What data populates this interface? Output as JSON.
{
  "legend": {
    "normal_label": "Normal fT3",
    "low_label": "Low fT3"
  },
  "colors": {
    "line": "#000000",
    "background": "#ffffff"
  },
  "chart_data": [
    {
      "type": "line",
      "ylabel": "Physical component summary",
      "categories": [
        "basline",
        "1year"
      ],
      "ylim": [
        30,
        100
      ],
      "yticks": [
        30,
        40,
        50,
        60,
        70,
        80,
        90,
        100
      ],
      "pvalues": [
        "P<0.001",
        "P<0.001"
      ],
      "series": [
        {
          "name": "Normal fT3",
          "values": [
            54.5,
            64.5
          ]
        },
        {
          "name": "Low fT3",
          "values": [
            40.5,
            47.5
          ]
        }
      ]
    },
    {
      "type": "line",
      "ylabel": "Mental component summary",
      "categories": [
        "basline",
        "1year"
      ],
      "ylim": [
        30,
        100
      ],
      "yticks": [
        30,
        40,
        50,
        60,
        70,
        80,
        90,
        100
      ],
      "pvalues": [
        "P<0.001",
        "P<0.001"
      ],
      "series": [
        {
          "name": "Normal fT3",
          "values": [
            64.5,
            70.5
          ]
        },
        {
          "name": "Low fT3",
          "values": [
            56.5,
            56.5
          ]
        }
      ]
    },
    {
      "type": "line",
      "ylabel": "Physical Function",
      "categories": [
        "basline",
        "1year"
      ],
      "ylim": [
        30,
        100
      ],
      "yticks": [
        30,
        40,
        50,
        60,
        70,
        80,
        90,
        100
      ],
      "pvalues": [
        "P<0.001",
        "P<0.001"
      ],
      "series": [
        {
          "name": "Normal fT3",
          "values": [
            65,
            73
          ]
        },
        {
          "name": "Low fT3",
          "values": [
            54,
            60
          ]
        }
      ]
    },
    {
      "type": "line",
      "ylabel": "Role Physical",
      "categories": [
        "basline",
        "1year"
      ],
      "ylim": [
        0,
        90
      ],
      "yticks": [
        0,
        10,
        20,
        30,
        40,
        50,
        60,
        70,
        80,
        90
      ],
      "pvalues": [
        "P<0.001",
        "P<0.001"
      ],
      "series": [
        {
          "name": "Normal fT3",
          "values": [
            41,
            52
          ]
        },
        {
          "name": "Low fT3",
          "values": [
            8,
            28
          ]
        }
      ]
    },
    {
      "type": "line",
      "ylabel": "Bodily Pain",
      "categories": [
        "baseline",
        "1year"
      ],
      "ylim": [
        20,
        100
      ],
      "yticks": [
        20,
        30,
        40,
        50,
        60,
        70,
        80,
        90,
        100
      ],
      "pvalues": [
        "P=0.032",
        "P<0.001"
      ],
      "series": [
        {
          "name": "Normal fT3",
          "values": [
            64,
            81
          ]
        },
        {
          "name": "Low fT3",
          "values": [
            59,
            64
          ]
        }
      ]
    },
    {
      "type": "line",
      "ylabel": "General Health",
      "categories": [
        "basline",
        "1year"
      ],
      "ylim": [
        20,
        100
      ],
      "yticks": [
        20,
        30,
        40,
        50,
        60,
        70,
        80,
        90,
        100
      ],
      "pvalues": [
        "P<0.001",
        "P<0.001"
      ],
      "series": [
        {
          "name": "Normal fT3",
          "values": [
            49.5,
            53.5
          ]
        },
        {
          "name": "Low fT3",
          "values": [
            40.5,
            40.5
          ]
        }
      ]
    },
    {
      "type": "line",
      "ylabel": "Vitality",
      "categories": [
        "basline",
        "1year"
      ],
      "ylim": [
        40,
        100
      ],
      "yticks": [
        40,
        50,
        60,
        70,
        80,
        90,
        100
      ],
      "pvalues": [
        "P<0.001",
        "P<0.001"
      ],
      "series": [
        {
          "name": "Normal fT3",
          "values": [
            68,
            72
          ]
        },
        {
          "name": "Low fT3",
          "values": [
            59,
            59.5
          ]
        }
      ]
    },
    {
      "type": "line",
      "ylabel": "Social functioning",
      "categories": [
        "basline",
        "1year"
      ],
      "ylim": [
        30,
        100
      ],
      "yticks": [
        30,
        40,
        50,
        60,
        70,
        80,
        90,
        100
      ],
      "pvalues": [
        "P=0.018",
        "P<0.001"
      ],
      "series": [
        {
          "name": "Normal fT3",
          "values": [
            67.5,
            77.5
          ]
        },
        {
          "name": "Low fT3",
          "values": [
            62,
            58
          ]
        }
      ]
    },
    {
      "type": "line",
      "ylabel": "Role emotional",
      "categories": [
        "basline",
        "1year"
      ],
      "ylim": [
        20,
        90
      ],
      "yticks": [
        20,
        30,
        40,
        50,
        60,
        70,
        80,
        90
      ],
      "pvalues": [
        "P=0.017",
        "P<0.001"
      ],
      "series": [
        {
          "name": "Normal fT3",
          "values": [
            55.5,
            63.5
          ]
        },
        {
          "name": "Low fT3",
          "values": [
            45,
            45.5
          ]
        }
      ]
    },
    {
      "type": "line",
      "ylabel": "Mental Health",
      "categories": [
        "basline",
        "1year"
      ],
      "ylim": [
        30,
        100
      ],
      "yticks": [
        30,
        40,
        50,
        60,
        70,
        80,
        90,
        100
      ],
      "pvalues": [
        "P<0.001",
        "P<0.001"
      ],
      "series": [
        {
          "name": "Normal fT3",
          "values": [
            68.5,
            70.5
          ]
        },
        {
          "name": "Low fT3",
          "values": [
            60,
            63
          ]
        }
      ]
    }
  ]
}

-=-=-

» **Problem requirements**: From the data above, extract every line in its exact form.

» **Complete response**:
What data populates this interface? Output as JSON.
{
  "legend": {
    "normal_label": "Normal fT3",
    "low_label": "Low fT3"
  },
  "colors": {
    "line": "#000000",
    "background": "#ffffff"
  },
  "chart_data": [
    {
      "type": "line",
      "ylabel": "Physical component summary",
      "categories": [
        "basline",
        "1year"
      ],
      "ylim": [
        30,
        100
      ],
      "yticks": [
        30,
        40,
        50,
        60,
        70,
        80,
        90,
        100
      ],
      "pvalues": [
        "P<0.001",
        "P<0.001"
      ],
      "series": [
        {
          "name": "Normal fT3",
          "values": [
            54.5,
            64.5
          ]
        },
        {
          "name": "Low fT3",
          "values": [
            40.5,
            47.5
          ]
        }
      ]
    },
    {
      "type": "line",
      "ylabel": "Mental component summary",
      "categories": [
        "basline",
        "1year"
      ],
      "ylim": [
        30,
        100
      ],
      "yticks": [
        30,
        40,
        50,
        60,
        70,
        80,
        90,
        100
      ],
      "pvalues": [
        "P<0.001",
        "P<0.001"
      ],
      "series": [
        {
          "name": "Normal fT3",
          "values": [
            64.5,
            70.5
          ]
        },
        {
          "name": "Low fT3",
          "values": [
            56.5,
            56.5
          ]
        }
      ]
    },
    {
      "type": "line",
      "ylabel": "Physical Function",
      "categories": [
        "basline",
        "1year"
      ],
      "ylim": [
        30,
        100
      ],
      "yticks": [
        30,
        40,
        50,
        60,
        70,
        80,
        90,
        100
      ],
      "pvalues": [
        "P<0.001",
        "P<0.001"
      ],
      "series": [
        {
          "name": "Normal fT3",
          "values": [
            65,
            73
          ]
        },
        {
          "name": "Low fT3",
          "values": [
            54,
            60
          ]
        }
      ]
    },
    {
      "type": "line",
      "ylabel": "Role Physical",
      "categories": [
        "basline",
        "1year"
      ],
      "ylim": [
        0,
        90
      ],
      "yticks": [
        0,
        10,
        20,
        30,
        40,
        50,
        60,
        70,
        80,
        90
      ],
      "pvalues": [
        "P<0.001",
        "P<0.001"
      ],
      "series": [
        {
          "name": "Normal fT3",
          "values": [
            41,
            52
          ]
        },
        {
          "name": "Low fT3",
          "values": [
            8,
            28
          ]
        }
      ]
    },
    {
      "type": "line",
      "ylabel": "Bodily Pain",
      "categories": [
        "baseline",
        "1year"
      ],
      "ylim": [
        20,
        100
      ],
      "yticks": [
        20,
        30,
        40,
        50,
        60,
        70,
        80,
        90,
        100
      ],
      "pvalues": [
        "P=0.032",
        "P<0.001"
      ],
      "series": [
        {
          "name": "Normal fT3",
          "values": [
            64,
            81
          ]
        },
        {
          "name": "Low fT3",
          "values": [
            59,
            64
          ]
        }
      ]
    },
    {
      "type": "line",
      "ylabel": "General Health",
      "categories": [
        "basline",
        "1year"
      ],
      "ylim": [
        20,
        100
      ],
      "yticks": [
        20,
        30,
        40,
        50,
        60,
        70,
        80,
        90,
        100
      ],
      "pvalues": [
        "P<0.001",
        "P<0.001"
      ],
      "series": [
        {
          "name": "Normal fT3",
          "values": [
            49.5,
            53.5
          ]
        },
        {
          "name": "Low fT3",
          "values": [
            40.5,
            40.5
          ]
        }
      ]
    },
    {
      "type": "line",
      "ylabel": "Vitality",
      "categories": [
        "basline",
        "1year"
      ],
      "ylim": [
        40,
        100
      ],
      "yticks": [
        40,
        50,
        60,
        70,
        80,
        90,
        100
      ],
      "pvalues": [
        "P<0.001",
        "P<0.001"
      ],
      "series": [
        {
          "name": "Normal fT3",
          "values": [
            68,
            72
          ]
        },
        {
          "name": "Low fT3",
          "values": [
            59,
            59.5
          ]
        }
      ]
    },
    {
      "type": "line",
      "ylabel": "Social functioning",
      "categories": [
        "basline",
        "1year"
      ],
      "ylim": [
        30,
        100
      ],
      "yticks": [
        30,
        40,
        50,
        60,
        70,
        80,
        90,
        100
      ],
      "pvalues": [
        "P=0.018",
        "P<0.001"
      ],
      "series": [
        {
          "name": "Normal fT3",
          "values": [
            67.5,
            77.5
          ]
        },
        {
          "name": "Low fT3",
          "values": [
            62,
            58
          ]
        }
      ]
    },
    {
      "type": "line",
      "ylabel": "Role emotional",
      "categories": [
        "basline",
        "1year"
      ],
      "ylim": [
        20,
        90
      ],
      "yticks": [
        20,
        30,
        40,
        50,
        60,
        70,
        80,
        90
      ],
      "pvalues": [
        "P=0.017",
        "P<0.001"
      ],
      "series": [
        {
          "name": "Normal fT3",
          "values": [
            55.5,
            63.5
          ]
        },
        {
          "name": "Low fT3",
          "values": [
            45,
            45.5
          ]
        }
      ]
    },
    {
      "type": "line",
      "ylabel": "Mental Health",
      "categories": [
        "basline",
        "1year"
      ],
      "ylim": [
        30,
        100
      ],
      "yticks": [
        30,
        40,
        50,
        60,
        70,
        80,
        90,
        100
      ],
      "pvalues": [
        "P<0.001",
        "P<0.001"
      ],
      "series": [
        {
          "name": "Normal fT3",
          "values": [
            68.5,
            70.5
          ]
        },
        {
          "name": "Low fT3",
          "values": [
            60,
            63
          ]
        }
      ]
    }
  ]
}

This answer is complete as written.